- INFORMATION SUPPLIED -
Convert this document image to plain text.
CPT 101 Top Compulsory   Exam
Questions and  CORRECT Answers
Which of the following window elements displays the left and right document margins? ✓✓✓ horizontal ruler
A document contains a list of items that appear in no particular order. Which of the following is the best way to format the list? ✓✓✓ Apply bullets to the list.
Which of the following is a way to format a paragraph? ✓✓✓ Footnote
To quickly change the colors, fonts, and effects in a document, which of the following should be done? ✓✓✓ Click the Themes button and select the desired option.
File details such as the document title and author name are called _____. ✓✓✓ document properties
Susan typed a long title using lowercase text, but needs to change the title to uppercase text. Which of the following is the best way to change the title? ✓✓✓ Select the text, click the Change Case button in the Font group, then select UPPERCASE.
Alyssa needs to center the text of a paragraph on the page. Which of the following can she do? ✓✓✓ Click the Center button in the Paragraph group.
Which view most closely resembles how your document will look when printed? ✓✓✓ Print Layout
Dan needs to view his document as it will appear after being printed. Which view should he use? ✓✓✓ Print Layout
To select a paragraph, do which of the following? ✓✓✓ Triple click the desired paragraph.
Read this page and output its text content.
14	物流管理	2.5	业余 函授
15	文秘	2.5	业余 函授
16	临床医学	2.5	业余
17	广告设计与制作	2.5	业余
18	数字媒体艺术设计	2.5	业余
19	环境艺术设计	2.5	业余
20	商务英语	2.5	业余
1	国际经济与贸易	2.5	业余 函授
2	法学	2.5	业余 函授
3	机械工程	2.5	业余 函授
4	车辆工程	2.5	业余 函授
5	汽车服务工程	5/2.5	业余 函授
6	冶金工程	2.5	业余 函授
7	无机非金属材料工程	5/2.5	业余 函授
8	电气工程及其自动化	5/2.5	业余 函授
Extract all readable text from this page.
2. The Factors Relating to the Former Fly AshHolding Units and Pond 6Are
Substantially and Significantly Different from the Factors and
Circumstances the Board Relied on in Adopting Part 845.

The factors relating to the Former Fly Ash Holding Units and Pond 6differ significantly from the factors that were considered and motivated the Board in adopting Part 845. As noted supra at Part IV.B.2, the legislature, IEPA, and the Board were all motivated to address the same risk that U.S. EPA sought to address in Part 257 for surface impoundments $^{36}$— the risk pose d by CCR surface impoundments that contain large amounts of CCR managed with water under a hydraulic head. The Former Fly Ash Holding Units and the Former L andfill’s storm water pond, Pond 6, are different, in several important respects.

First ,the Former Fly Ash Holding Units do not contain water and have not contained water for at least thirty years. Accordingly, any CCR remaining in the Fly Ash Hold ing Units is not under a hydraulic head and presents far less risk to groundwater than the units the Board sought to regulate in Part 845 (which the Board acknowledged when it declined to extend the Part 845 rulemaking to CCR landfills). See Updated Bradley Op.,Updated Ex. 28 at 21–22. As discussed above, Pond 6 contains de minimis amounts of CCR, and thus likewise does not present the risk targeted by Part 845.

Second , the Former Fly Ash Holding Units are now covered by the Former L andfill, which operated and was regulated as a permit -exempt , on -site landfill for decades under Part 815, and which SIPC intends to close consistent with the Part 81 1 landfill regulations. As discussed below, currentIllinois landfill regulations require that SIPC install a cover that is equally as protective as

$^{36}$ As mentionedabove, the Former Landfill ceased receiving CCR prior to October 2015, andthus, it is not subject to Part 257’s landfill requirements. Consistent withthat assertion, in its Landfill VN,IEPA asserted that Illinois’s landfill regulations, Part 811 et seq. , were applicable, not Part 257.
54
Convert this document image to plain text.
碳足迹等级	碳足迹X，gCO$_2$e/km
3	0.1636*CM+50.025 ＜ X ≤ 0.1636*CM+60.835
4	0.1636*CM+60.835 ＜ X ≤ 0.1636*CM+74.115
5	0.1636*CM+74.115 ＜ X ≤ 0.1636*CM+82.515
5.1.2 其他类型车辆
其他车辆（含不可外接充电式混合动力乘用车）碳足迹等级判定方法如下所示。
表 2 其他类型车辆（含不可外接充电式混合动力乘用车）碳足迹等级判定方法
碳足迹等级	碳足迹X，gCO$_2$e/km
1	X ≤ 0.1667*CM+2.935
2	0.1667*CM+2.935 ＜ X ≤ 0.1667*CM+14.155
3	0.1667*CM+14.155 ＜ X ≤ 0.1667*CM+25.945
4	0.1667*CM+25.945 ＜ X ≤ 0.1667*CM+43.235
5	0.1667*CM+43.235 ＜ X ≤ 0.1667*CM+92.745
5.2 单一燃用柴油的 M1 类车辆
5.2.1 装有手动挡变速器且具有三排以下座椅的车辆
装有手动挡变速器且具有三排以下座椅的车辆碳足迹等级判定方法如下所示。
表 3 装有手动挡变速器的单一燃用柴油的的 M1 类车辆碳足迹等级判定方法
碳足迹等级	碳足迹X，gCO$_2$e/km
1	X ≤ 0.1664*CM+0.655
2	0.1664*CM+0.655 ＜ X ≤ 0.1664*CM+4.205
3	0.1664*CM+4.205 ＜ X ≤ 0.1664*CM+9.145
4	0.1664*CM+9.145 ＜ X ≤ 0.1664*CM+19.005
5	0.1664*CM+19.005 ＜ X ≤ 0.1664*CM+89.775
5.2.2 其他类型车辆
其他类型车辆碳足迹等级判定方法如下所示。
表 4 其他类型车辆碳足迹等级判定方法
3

- GIVEN TASK -
Set down the listing in full, keeping every word exactly as it is.

- FINAL RESULT -
Convert this document image to plain text.
CPT 101 Top Compulsory   Exam
Questions and  CORRECT Answers
Which of the following window elements displays the left and right document margins? ✓✓✓ horizontal ruler
A document contains a list of items that appear in no particular order. Which of the following is the best way to format the list? ✓✓✓ Apply bullets to the list.
Which of the following is a way to format a paragraph? ✓✓✓ Footnote
To quickly change the colors, fonts, and effects in a document, which of the following should be done? ✓✓✓ Click the Themes button and select the desired option.
File details such as the document title and author name are called _____. ✓✓✓ document properties
Susan typed a long title using lowercase text, but needs to change the title to uppercase text. Which of the following is the best way to change the title? ✓✓✓ Select the text, click the Change Case button in the Font group, then select UPPERCASE.
Alyssa needs to center the text of a paragraph on the page. Which of the following can she do? ✓✓✓ Click the Center button in the Paragraph group.
Which view most closely resembles how your document will look when printed? ✓✓✓ Print Layout
Dan needs to view his document as it will appear after being printed. Which view should he use? ✓✓✓ Print Layout
To select a paragraph, do which of the following? ✓✓✓ Triple click the desired paragraph.
Read this page and output its text content.
14	物流管理	2.5	业余 函授
15	文秘	2.5	业余 函授
16	临床医学	2.5	业余
17	广告设计与制作	2.5	业余
18	数字媒体艺术设计	2.5	业余
19	环境艺术设计	2.5	业余
20	商务英语	2.5	业余
1	国际经济与贸易	2.5	业余 函授
2	法学	2.5	业余 函授
3	机械工程	2.5	业余 函授
4	车辆工程	2.5	业余 函授
5	汽车服务工程	5/2.5	业余 函授
6	冶金工程	2.5	业余 函授
7	无机非金属材料工程	5/2.5	业余 函授
8	电气工程及其自动化	5/2.5	业余 函授
Extract all readable text from this page.
2. The Factors Relating to the Former Fly AshHolding Units and Pond 6Are
Substantially and Significantly Different from the Factors and
Circumstances the Board Relied on in Adopting Part 845.

The factors relating to the Former Fly Ash Holding Units and Pond 6differ significantly from the factors that were considered and motivated the Board in adopting Part 845. As noted supra at Part IV.B.2, the legislature, IEPA, and the Board were all motivated to address the same risk that U.S. EPA sought to address in Part 257 for surface impoundments $^{36}$— the risk pose d by CCR surface impoundments that contain large amounts of CCR managed with water under a hydraulic head. The Former Fly Ash Holding Units and the Former L andfill’s storm water pond, Pond 6, are different, in several important respects.

First ,the Former Fly Ash Holding Units do not contain water and have not contained water for at least thirty years. Accordingly, any CCR remaining in the Fly Ash Hold ing Units is not under a hydraulic head and presents far less risk to groundwater than the units the Board sought to regulate in Part 845 (which the Board acknowledged when it declined to extend the Part 845 rulemaking to CCR landfills). See Updated Bradley Op.,Updated Ex. 28 at 21–22. As discussed above, Pond 6 contains de minimis amounts of CCR, and thus likewise does not present the risk targeted by Part 845.

Second , the Former Fly Ash Holding Units are now covered by the Former L andfill, which operated and was regulated as a permit -exempt , on -site landfill for decades under Part 815, and which SIPC intends to close consistent with the Part 81 1 landfill regulations. As discussed below, currentIllinois landfill regulations require that SIPC install a cover that is equally as protective as

$^{36}$ As mentionedabove, the Former Landfill ceased receiving CCR prior to October 2015, andthus, it is not subject to Part 257’s landfill requirements. Consistent withthat assertion, in its Landfill VN,IEPA asserted that Illinois’s landfill regulations, Part 811 et seq. , were applicable, not Part 257.
54
Convert this document image to plain text.
碳足迹等级	碳足迹X，gCO$_2$e/km
3	0.1636*CM+50.025 ＜ X ≤ 0.1636*CM+60.835
4	0.1636*CM+60.835 ＜ X ≤ 0.1636*CM+74.115
5	0.1636*CM+74.115 ＜ X ≤ 0.1636*CM+82.515
5.1.2 其他类型车辆
其他车辆（含不可外接充电式混合动力乘用车）碳足迹等级判定方法如下所示。
表 2 其他类型车辆（含不可外接充电式混合动力乘用车）碳足迹等级判定方法
碳足迹等级	碳足迹X，gCO$_2$e/km
1	X ≤ 0.1667*CM+2.935
2	0.1667*CM+2.935 ＜ X ≤ 0.1667*CM+14.155
3	0.1667*CM+14.155 ＜ X ≤ 0.1667*CM+25.945
4	0.1667*CM+25.945 ＜ X ≤ 0.1667*CM+43.235
5	0.1667*CM+43.235 ＜ X ≤ 0.1667*CM+92.745
5.2 单一燃用柴油的 M1 类车辆
5.2.1 装有手动挡变速器且具有三排以下座椅的车辆
装有手动挡变速器且具有三排以下座椅的车辆碳足迹等级判定方法如下所示。
表 3 装有手动挡变速器的单一燃用柴油的的 M1 类车辆碳足迹等级判定方法
碳足迹等级	碳足迹X，gCO$_2$e/km
1	X ≤ 0.1664*CM+0.655
2	0.1664*CM+0.655 ＜ X ≤ 0.1664*CM+4.205
3	0.1664*CM+4.205 ＜ X ≤ 0.1664*CM+9.145
4	0.1664*CM+9.145 ＜ X ≤ 0.1664*CM+19.005
5	0.1664*CM+19.005 ＜ X ≤ 0.1664*CM+89.775
5.2.2 其他类型车辆
其他类型车辆碳足迹等级判定方法如下所示。
表 4 其他类型车辆碳足迹等级判定方法
3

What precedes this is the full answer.